▶ **BRIEF**: Retype the full set of records. Keep every character identical.

▶ **PROVIDED DATA**:
§
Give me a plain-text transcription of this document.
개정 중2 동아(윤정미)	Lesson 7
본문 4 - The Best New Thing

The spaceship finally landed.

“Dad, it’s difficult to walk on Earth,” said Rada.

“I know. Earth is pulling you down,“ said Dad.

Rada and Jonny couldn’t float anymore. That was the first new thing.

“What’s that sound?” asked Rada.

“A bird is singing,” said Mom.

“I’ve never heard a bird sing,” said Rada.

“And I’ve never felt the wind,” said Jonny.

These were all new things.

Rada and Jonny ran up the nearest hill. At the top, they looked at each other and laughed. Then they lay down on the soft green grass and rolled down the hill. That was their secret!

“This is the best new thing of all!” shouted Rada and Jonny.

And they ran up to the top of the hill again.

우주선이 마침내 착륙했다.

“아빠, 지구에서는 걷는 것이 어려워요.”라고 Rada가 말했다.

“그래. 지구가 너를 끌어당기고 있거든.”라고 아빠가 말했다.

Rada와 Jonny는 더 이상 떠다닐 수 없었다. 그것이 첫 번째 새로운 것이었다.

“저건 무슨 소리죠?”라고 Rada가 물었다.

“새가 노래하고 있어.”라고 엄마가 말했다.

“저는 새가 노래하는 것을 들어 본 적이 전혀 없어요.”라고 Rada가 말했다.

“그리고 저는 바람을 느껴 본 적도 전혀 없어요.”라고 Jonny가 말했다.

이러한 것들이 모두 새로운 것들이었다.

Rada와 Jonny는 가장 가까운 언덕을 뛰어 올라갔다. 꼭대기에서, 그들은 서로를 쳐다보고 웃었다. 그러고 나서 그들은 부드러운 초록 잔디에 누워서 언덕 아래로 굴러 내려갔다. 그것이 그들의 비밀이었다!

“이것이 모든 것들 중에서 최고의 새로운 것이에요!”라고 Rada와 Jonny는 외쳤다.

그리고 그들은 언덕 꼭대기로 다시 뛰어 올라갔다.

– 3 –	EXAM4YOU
§
▶ **FULL RESPONSE**:
Give me a plain-text transcription of this document.
개정 중2 동아(윤정미)	Lesson 7
본문 4 - The Best New Thing

The spaceship finally landed.

“Dad, it’s difficult to walk on Earth,” said Rada.

“I know. Earth is pulling you down,“ said Dad.

Rada and Jonny couldn’t float anymore. That was the first new thing.

“What’s that sound?” asked Rada.

“A bird is singing,” said Mom.

“I’ve never heard a bird sing,” said Rada.

“And I’ve never felt the wind,” said Jonny.

These were all new things.

Rada and Jonny ran up the nearest hill. At the top, they looked at each other and laughed. Then they lay down on the soft green grass and rolled down the hill. That was their secret!

“This is the best new thing of all!” shouted Rada and Jonny.

And they ran up to the top of the hill again.

우주선이 마침내 착륙했다.

“아빠, 지구에서는 걷는 것이 어려워요.”라고 Rada가 말했다.

“그래. 지구가 너를 끌어당기고 있거든.”라고 아빠가 말했다.

Rada와 Jonny는 더 이상 떠다닐 수 없었다. 그것이 첫 번째 새로운 것이었다.

“저건 무슨 소리죠?”라고 Rada가 물었다.

“새가 노래하고 있어.”라고 엄마가 말했다.

“저는 새가 노래하는 것을 들어 본 적이 전혀 없어요.”라고 Rada가 말했다.

“그리고 저는 바람을 느껴 본 적도 전혀 없어요.”라고 Jonny가 말했다.

이러한 것들이 모두 새로운 것들이었다.

Rada와 Jonny는 가장 가까운 언덕을 뛰어 올라갔다. 꼭대기에서, 그들은 서로를 쳐다보고 웃었다. 그러고 나서 그들은 부드러운 초록 잔디에 누워서 언덕 아래로 굴러 내려갔다. 그것이 그들의 비밀이었다!

“이것이 모든 것들 중에서 최고의 새로운 것이에요!”라고 Rada와 Jonny는 외쳤다.

그리고 그들은 언덕 꼭대기로 다시 뛰어 올라갔다.

– 3 –	EXAM4YOU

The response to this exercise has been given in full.